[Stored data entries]

·····

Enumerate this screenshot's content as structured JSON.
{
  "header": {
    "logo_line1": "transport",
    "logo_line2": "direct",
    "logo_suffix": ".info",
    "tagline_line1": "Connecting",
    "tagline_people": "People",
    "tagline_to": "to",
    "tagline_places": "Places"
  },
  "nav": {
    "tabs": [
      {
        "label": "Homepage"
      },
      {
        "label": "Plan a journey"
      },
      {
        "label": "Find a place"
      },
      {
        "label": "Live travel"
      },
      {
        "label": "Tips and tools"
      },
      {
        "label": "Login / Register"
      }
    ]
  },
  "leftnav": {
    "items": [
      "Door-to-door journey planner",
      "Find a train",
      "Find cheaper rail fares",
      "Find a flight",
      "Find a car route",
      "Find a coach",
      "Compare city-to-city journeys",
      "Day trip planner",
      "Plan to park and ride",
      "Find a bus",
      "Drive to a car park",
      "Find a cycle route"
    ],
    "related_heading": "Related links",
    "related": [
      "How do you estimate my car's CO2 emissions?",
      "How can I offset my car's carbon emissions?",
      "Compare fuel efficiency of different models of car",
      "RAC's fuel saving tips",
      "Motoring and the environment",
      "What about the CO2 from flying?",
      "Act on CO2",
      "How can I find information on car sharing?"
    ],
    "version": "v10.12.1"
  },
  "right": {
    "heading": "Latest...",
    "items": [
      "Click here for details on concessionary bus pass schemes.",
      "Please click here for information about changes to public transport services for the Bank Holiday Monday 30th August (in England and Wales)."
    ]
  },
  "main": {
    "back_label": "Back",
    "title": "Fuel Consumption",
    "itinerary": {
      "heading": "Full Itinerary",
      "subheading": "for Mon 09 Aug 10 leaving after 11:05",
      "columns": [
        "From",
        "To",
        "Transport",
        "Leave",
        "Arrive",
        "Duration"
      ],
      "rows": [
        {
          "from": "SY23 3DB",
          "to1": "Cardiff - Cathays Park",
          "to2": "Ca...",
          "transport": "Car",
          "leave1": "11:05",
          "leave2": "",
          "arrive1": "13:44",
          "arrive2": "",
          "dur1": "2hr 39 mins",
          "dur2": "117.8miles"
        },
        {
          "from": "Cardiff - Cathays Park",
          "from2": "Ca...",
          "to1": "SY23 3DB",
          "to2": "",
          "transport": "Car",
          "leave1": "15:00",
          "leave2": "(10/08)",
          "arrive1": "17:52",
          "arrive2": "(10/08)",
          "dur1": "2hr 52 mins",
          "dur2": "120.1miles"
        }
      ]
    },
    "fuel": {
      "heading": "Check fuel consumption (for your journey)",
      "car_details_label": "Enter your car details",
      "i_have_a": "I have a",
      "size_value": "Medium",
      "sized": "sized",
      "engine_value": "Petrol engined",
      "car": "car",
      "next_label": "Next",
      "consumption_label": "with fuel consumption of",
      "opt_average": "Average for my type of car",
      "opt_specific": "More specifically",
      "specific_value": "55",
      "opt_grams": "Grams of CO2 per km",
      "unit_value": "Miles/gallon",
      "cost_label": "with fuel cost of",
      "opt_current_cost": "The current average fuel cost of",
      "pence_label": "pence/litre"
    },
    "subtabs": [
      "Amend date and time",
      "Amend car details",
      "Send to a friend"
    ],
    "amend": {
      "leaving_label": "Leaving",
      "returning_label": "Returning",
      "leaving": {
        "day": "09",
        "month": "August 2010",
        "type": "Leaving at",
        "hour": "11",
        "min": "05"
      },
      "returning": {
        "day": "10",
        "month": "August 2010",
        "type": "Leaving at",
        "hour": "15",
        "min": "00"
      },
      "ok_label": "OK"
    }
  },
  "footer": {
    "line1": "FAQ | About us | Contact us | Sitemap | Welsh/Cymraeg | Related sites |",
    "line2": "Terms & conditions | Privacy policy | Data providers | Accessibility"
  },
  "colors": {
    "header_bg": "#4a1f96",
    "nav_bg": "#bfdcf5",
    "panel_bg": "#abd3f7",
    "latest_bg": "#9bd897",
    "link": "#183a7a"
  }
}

·····

## Given instruction
All the entries above need to be reproduced exactly.

## Output for this exercise
Enumerate this screenshot's content as structured JSON.
{
  "header": {
    "logo_line1": "transport",
    "logo_line2": "direct",
    "logo_suffix": ".info",
    "tagline_line1": "Connecting",
    "tagline_people": "People",
    "tagline_to": "to",
    "tagline_places": "Places"
  },
  "nav": {
    "tabs": [
      {
        "label": "Homepage"
      },
      {
        "label": "Plan a journey"
      },
      {
        "label": "Find a place"
      },
      {
        "label": "Live travel"
      },
      {
        "label": "Tips and tools"
      },
      {
        "label": "Login / Register"
      }
    ]
  },
  "leftnav": {
    "items": [
      "Door-to-door journey planner",
      "Find a train",
      "Find cheaper rail fares",
      "Find a flight",
      "Find a car route",
      "Find a coach",
      "Compare city-to-city journeys",
      "Day trip planner",
      "Plan to park and ride",
      "Find a bus",
      "Drive to a car park",
      "Find a cycle route"
    ],
    "related_heading": "Related links",
    "related": [
      "How do you estimate my car's CO2 emissions?",
      "How can I offset my car's carbon emissions?",
      "Compare fuel efficiency of different models of car",
      "RAC's fuel saving tips",
      "Motoring and the environment",
      "What about the CO2 from flying?",
      "Act on CO2",
      "How can I find information on car sharing?"
    ],
    "version": "v10.12.1"
  },
  "right": {
    "heading": "Latest...",
    "items": [
      "Click here for details on concessionary bus pass schemes.",
      "Please click here for information about changes to public transport services for the Bank Holiday Monday 30th August (in England and Wales)."
    ]
  },
  "main": {
    "back_label": "Back",
    "title": "Fuel Consumption",
    "itinerary": {
      "heading": "Full Itinerary",
      "subheading": "for Mon 09 Aug 10 leaving after 11:05",
      "columns": [
        "From",
        "To",
        "Transport",
        "Leave",
        "Arrive",
        "Duration"
      ],
      "rows": [
        {
          "from": "SY23 3DB",
          "to1": "Cardiff - Cathays Park",
          "to2": "Ca...",
          "transport": "Car",
          "leave1": "11:05",
          "leave2": "",
          "arrive1": "13:44",
          "arrive2": "",
          "dur1": "2hr 39 mins",
          "dur2": "117.8miles"
        },
        {
          "from": "Cardiff - Cathays Park",
          "from2": "Ca...",
          "to1": "SY23 3DB",
          "to2": "",
          "transport": "Car",
          "leave1": "15:00",
          "leave2": "(10/08)",
          "arrive1": "17:52",
          "arrive2": "(10/08)",
          "dur1": "2hr 52 mins",
          "dur2": "120.1miles"
        }
      ]
    },
    "fuel": {
      "heading": "Check fuel consumption (for your journey)",
      "car_details_label": "Enter your car details",
      "i_have_a": "I have a",
      "size_value": "Medium",
      "sized": "sized",
      "engine_value": "Petrol engined",
      "car": "car",
      "next_label": "Next",
      "consumption_label": "with fuel consumption of",
      "opt_average": "Average for my type of car",
      "opt_specific": "More specifically",
      "specific_value": "55",
      "opt_grams": "Grams of CO2 per km",
      "unit_value": "Miles/gallon",
      "cost_label": "with fuel cost of",
      "opt_current_cost": "The current average fuel cost of",
      "pence_label": "pence/litre"
    },
    "subtabs": [
      "Amend date and time",
      "Amend car details",
      "Send to a friend"
    ],
    "amend": {
      "leaving_label": "Leaving",
      "returning_label": "Returning",
      "leaving": {
        "day": "09",
        "month": "August 2010",
        "type": "Leaving at",
        "hour": "11",
        "min": "05"
      },
      "returning": {
        "day": "10",
        "month": "August 2010",
        "type": "Leaving at",
        "hour": "15",
        "min": "00"
      },
      "ok_label": "OK"
    }
  },
  "footer": {
    "line1": "FAQ | About us | Contact us | Sitemap | Welsh/Cymraeg | Related sites |",
    "line2": "Terms & conditions | Privacy policy | Data providers | Accessibility"
  },
  "colors": {
    "header_bg": "#4a1f96",
    "nav_bg": "#bfdcf5",
    "panel_bg": "#abd3f7",
    "latest_bg": "#9bd897",
    "link": "#183a7a"
  }
}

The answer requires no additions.